-- Begin The records --
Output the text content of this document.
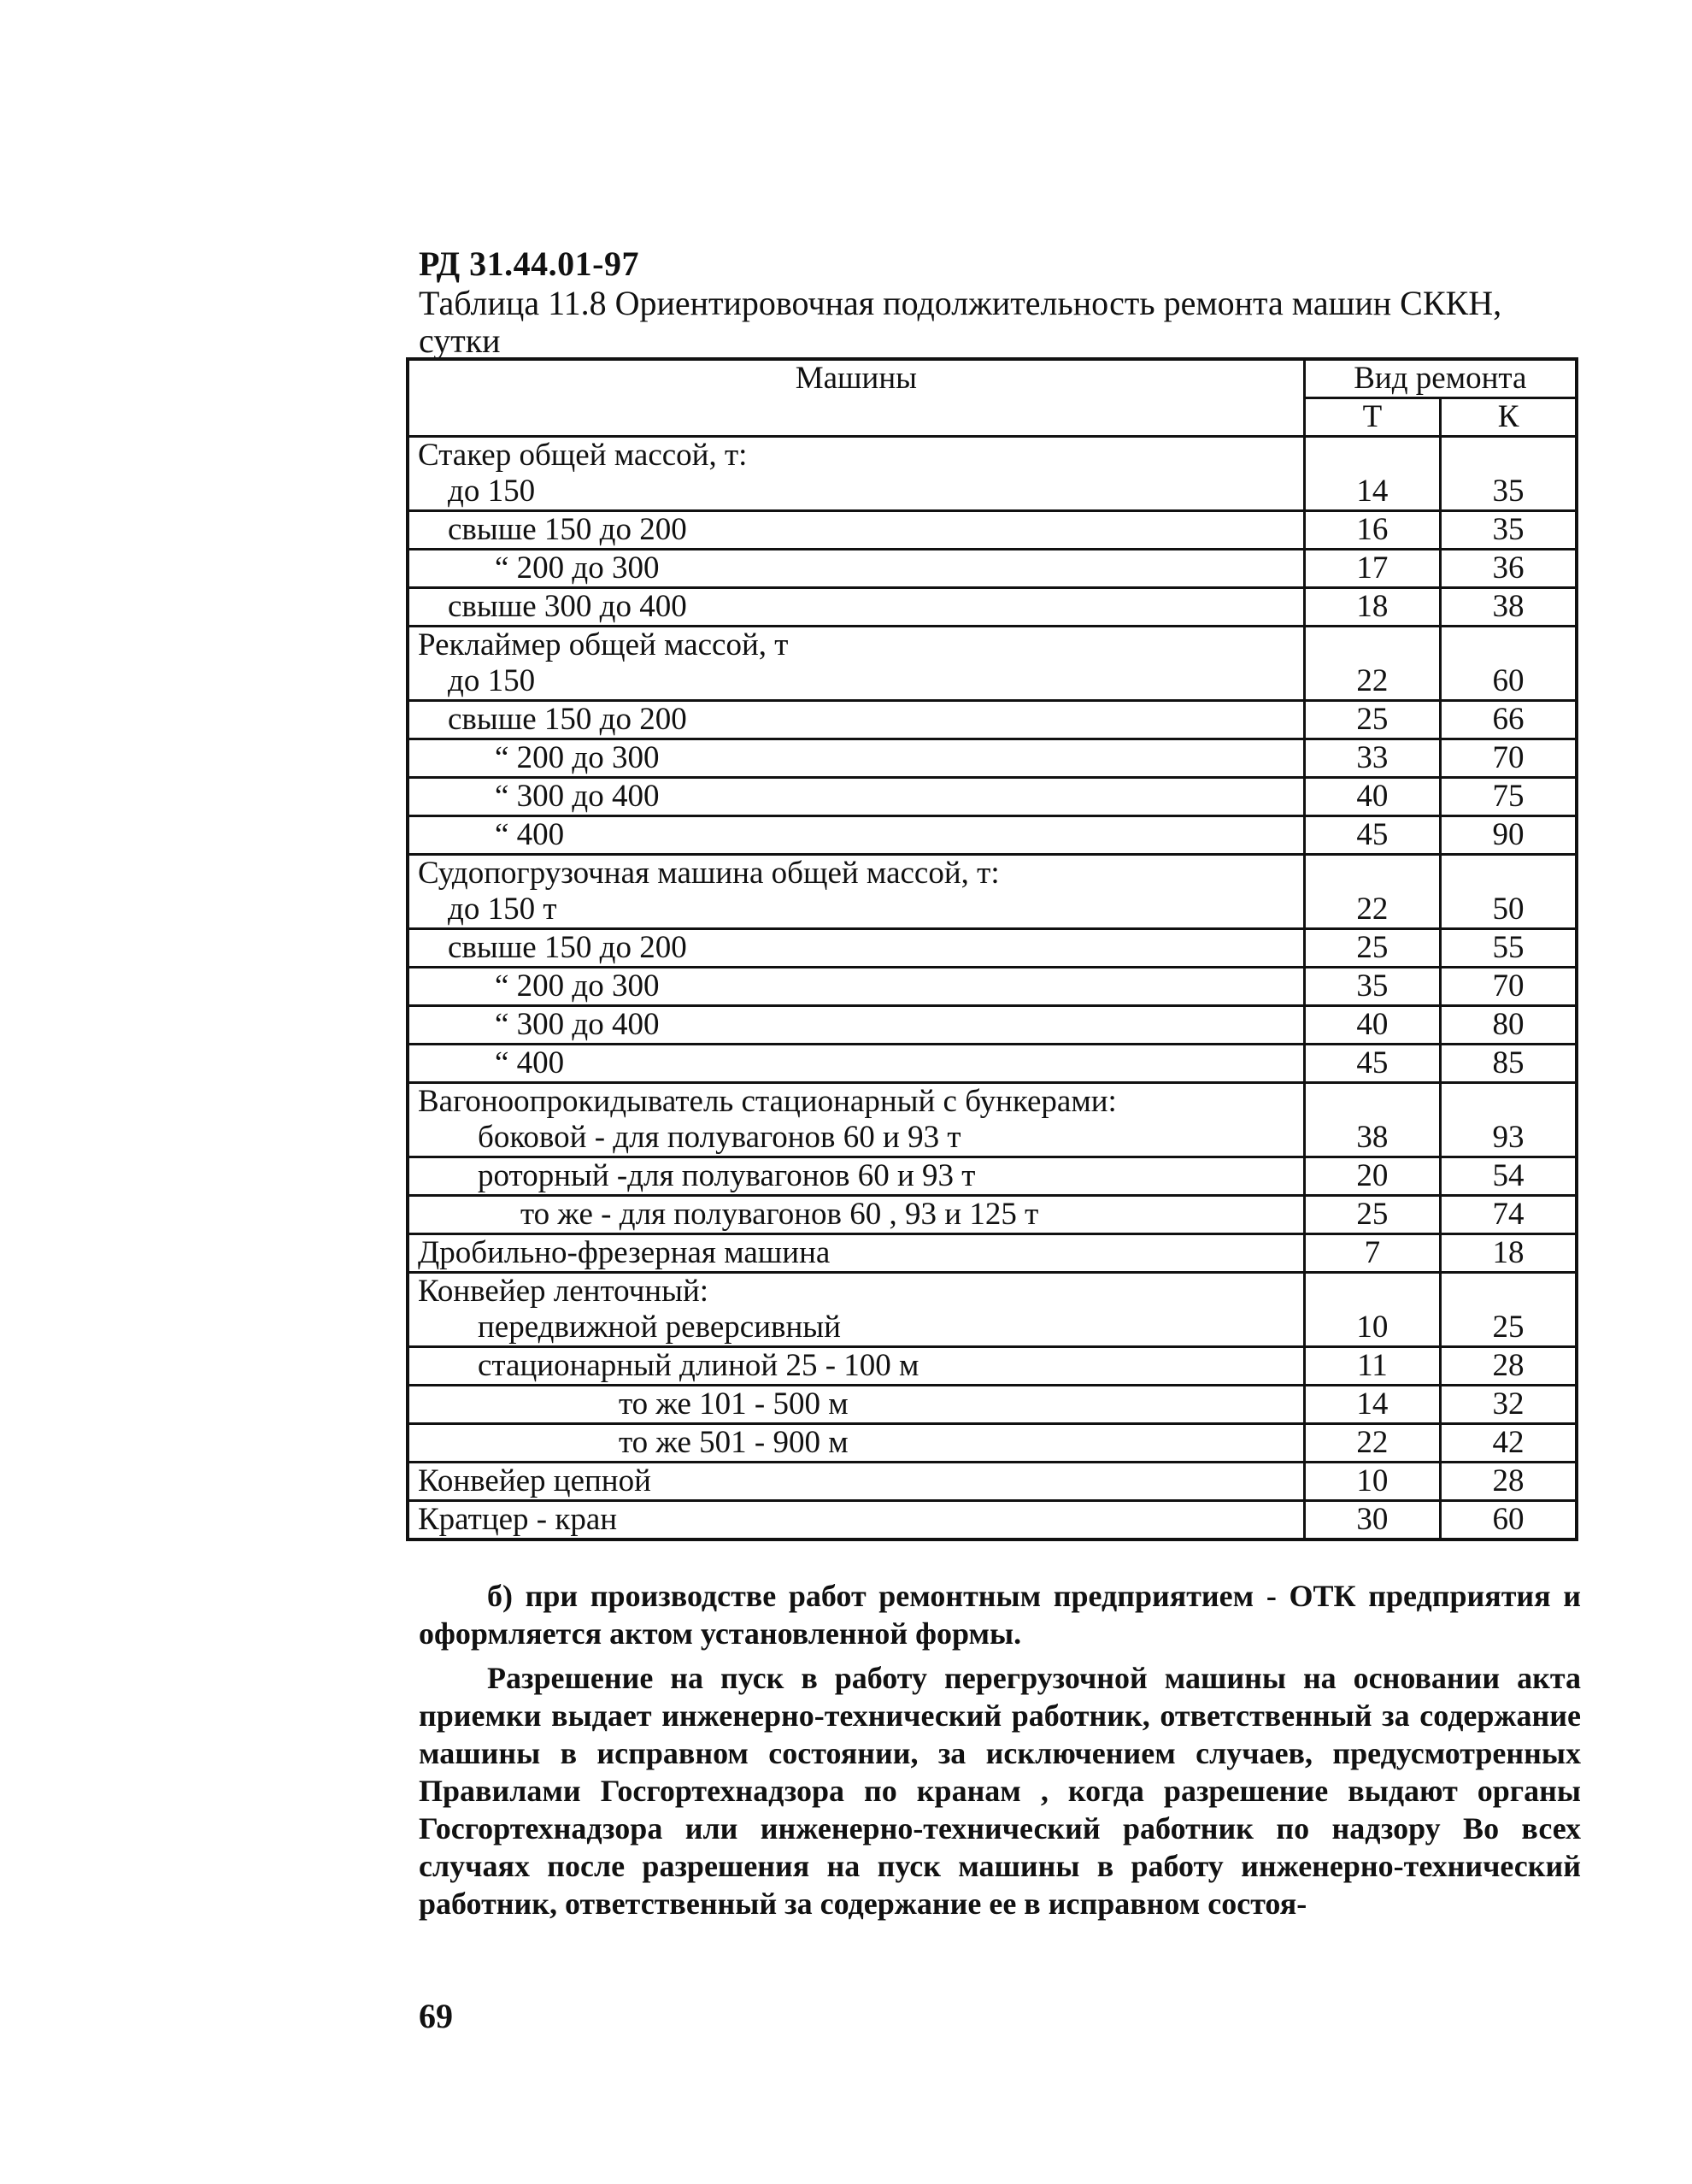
РД 31.44.01-97
Таблица 11.8 Ориентировочная подолжительность ремонта машин СККН, сутки
Машины	Вид ремонта	
	Т	К
Стакер общей массой, т:		
до 150	14	35
свыше 150 до 200	16	35
“ 200 до 300	17	36
свыше 300 до 400	18	38
Реклаймер общей массой, т		
до 150	22	60
свыше 150 до 200	25	66
“ 200 до 300	33	70
“ 300 до 400	40	75
“ 400	45	90
Судопогрузочная машина общей массой, т:		
до 150 т	22	50
свыше 150 до 200	25	55
“ 200 до 300	35	70
“ 300 до 400	40	80
“ 400	45	85
Вагоноопрокидыватель стационарный с бункерами:		
боковой - для полувагонов 60 и 93 т	38	93
роторный -для полувагонов 60 и 93 т	20	54
то же - для полувагонов 60 , 93 и 125 т	25	74
Дробильно-фрезерная машина	7	18
Конвейер ленточный:		
передвижной реверсивный	10	25
стационарный длиной 25 - 100 м	11	28
то же 101 - 500 м	14	32
то же 501 - 900 м	22	42
Конвейер цепной	10	28
Кратцер - кран	30	60

б) при производстве работ ремонтным предприятием - ОТК предприятия и оформляется актом установленной формы.

Разрешение на пуск в работу перегрузочной машины на основании акта приемки выдает инженерно-технический работник, ответственный за содержание машины в исправном состоянии, за исключением случаев, предусмотренных Правилами Госгортехнадзора по кранам , когда разрешение выдают органы Госгортехнадзора или инженерно-технический работник по надзору Во всех случаях после разрешения на пуск машины в работу инженерно-технический работник, ответственный за содержание ее в исправном состоя-

69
-- End The records --
- Work required:
Transcribe every record above exactly, leaving out the pictures.

- The result:
Output the text content of this document.
РД 31.44.01-97
Таблица 11.8 Ориентировочная подолжительность ремонта машин СККН, сутки
Машины	Вид ремонта	
	Т	К
Стакер общей массой, т:		
до 150	14	35
свыше 150 до 200	16	35
“ 200 до 300	17	36
свыше 300 до 400	18	38
Реклаймер общей массой, т		
до 150	22	60
свыше 150 до 200	25	66
“ 200 до 300	33	70
“ 300 до 400	40	75
“ 400	45	90
Судопогрузочная машина общей массой, т:		
до 150 т	22	50
свыше 150 до 200	25	55
“ 200 до 300	35	70
“ 300 до 400	40	80
“ 400	45	85
Вагоноопрокидыватель стационарный с бункерами:		
боковой - для полувагонов 60 и 93 т	38	93
роторный -для полувагонов 60 и 93 т	20	54
то же - для полувагонов 60 , 93 и 125 т	25	74
Дробильно-фрезерная машина	7	18
Конвейер ленточный:		
передвижной реверсивный	10	25
стационарный длиной 25 - 100 м	11	28
то же 101 - 500 м	14	32
то же 501 - 900 м	22	42
Конвейер цепной	10	28
Кратцер - кран	30	60

б) при производстве работ ремонтным предприятием - ОТК предприятия и оформляется актом установленной формы.

Разрешение на пуск в работу перегрузочной машины на основании акта приемки выдает инженерно-технический работник, ответственный за содержание машины в исправном состоянии, за исключением случаев, предусмотренных Правилами Госгортехнадзора по кранам , когда разрешение выдают органы Госгортехнадзора или инженерно-технический работник по надзору Во всех случаях после разрешения на пуск машины в работу инженерно-технический работник, ответственный за содержание ее в исправном состоя-

69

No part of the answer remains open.